Challenge:
Extract all lines that hold the string "cloudflare".

Dataset records:
***

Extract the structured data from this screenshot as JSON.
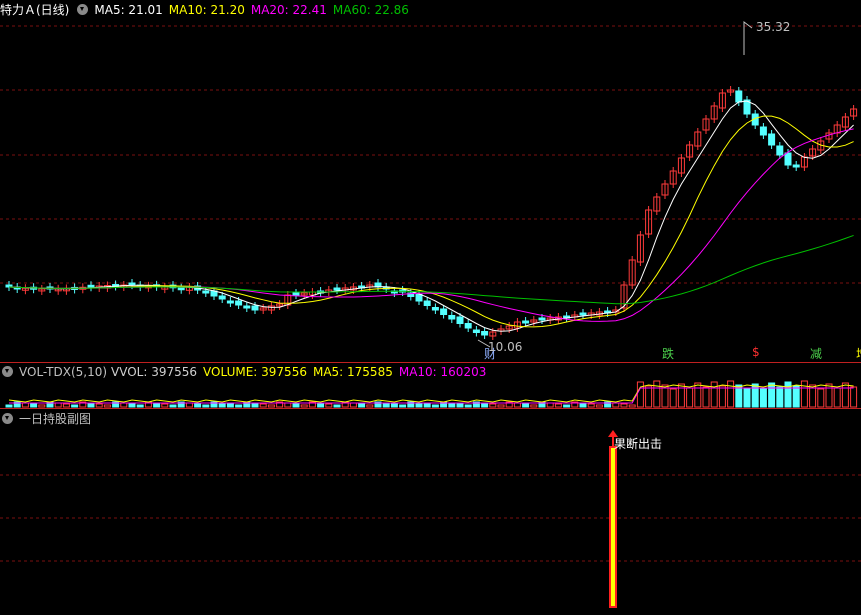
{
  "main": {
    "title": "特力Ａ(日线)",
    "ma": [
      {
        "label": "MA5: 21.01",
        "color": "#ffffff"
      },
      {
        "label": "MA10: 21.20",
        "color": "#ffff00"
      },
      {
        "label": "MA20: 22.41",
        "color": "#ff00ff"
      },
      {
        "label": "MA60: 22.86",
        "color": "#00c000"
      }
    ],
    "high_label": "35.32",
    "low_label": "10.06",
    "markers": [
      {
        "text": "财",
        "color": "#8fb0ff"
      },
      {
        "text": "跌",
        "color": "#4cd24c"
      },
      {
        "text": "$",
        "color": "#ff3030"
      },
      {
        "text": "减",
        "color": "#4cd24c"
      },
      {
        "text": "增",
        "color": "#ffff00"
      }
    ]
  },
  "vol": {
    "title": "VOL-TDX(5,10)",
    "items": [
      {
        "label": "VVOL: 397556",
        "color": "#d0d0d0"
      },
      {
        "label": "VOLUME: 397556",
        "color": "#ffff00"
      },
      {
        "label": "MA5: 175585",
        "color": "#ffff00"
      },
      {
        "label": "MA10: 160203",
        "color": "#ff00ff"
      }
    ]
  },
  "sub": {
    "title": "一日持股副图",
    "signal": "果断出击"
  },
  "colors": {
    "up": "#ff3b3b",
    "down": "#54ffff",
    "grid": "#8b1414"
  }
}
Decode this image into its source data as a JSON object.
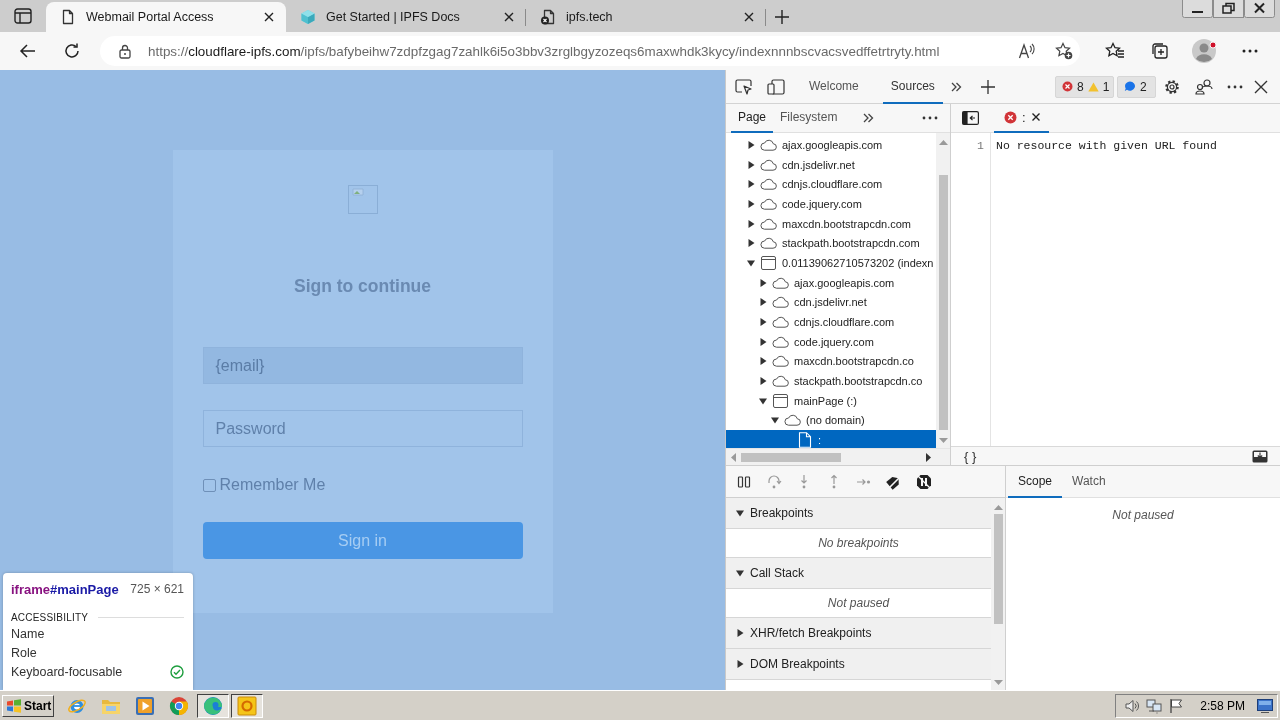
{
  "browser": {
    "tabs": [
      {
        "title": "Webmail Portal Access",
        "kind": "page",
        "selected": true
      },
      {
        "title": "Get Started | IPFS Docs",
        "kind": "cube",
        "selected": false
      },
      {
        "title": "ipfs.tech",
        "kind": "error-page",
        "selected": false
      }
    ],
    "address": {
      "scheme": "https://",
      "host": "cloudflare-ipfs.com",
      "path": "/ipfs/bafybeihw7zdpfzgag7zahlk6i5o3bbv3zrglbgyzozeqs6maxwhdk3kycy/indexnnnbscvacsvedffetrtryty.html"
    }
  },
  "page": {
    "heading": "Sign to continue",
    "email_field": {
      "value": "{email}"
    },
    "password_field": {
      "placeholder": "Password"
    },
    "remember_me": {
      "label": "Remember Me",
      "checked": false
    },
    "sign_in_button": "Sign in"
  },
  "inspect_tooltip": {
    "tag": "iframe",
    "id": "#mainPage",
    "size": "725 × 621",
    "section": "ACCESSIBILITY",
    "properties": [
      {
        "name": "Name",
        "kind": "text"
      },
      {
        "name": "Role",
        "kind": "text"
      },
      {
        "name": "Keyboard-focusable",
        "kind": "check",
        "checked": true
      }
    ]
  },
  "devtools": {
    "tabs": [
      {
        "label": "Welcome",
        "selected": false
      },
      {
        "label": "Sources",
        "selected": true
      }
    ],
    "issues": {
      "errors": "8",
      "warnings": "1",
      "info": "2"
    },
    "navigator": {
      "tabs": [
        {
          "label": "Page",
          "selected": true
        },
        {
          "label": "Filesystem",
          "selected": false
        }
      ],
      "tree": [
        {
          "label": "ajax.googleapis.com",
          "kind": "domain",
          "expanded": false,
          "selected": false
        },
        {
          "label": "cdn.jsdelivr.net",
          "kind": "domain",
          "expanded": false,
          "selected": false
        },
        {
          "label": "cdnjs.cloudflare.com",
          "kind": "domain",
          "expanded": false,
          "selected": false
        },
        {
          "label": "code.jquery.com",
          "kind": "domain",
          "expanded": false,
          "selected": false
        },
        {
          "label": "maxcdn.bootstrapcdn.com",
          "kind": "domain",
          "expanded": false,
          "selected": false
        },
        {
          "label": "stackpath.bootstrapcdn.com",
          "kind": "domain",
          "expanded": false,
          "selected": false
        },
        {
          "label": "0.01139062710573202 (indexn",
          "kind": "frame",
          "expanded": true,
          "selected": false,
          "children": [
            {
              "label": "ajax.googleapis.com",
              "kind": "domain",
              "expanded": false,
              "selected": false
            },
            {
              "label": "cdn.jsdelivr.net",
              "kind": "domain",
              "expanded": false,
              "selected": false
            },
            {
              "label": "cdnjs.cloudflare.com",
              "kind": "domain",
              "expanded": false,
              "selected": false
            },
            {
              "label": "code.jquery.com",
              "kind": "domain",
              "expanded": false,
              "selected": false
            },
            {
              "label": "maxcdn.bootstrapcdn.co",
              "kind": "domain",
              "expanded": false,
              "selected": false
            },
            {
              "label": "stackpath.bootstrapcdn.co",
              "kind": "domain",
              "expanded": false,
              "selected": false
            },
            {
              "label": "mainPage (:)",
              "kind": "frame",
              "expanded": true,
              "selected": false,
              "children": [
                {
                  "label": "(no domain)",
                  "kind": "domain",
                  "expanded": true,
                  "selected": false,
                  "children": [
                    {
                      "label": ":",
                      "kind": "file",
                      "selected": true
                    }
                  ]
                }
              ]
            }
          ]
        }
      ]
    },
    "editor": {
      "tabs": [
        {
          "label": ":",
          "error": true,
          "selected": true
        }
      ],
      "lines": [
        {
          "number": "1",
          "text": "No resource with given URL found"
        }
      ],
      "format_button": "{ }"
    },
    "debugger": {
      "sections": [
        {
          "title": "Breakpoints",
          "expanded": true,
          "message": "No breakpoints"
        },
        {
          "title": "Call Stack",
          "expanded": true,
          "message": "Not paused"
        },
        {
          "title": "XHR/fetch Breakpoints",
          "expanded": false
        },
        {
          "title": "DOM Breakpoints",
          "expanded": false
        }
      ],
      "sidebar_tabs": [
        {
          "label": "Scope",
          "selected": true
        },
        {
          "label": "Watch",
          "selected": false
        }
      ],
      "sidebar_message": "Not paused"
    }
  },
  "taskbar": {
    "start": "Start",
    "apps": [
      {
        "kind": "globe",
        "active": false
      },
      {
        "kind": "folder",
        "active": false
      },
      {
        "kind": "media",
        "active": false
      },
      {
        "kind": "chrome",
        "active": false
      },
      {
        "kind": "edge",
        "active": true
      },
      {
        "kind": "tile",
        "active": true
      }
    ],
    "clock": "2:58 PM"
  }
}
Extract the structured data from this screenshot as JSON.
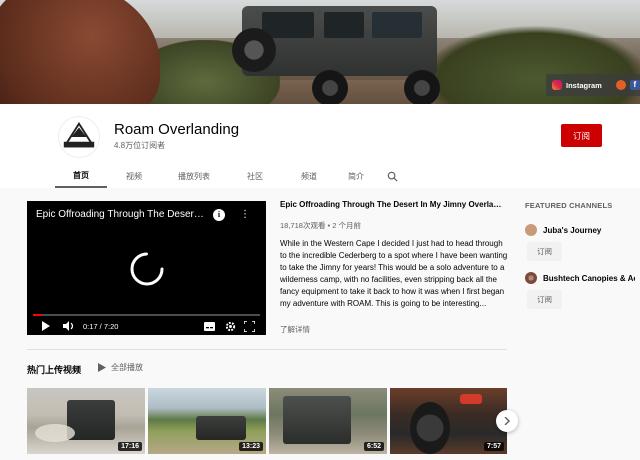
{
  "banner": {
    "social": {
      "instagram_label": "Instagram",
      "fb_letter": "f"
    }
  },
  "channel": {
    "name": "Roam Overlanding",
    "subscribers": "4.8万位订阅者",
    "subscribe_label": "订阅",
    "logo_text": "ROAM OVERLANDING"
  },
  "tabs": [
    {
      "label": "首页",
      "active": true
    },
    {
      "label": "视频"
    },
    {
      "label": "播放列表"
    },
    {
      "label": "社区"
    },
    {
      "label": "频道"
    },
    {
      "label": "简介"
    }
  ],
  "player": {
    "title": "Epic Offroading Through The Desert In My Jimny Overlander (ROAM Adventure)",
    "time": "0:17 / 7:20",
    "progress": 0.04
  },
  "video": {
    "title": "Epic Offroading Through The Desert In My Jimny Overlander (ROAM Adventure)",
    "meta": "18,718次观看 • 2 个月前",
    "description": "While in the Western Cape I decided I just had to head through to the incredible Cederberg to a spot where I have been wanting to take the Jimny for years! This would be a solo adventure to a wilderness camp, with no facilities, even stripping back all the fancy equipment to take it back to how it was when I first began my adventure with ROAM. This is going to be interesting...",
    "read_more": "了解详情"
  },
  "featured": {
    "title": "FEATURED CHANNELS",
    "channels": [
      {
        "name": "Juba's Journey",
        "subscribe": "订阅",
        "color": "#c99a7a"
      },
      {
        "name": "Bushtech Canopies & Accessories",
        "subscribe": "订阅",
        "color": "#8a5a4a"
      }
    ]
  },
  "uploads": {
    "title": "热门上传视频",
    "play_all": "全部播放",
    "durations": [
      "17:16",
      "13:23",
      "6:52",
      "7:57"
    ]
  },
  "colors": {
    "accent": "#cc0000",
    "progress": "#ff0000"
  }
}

***

Response below:
      "host": "cloudflare-ipfs.com",
          "label": "cdnjs.cloudflare.com",
              "label": "cdnjs.cloudflare.com",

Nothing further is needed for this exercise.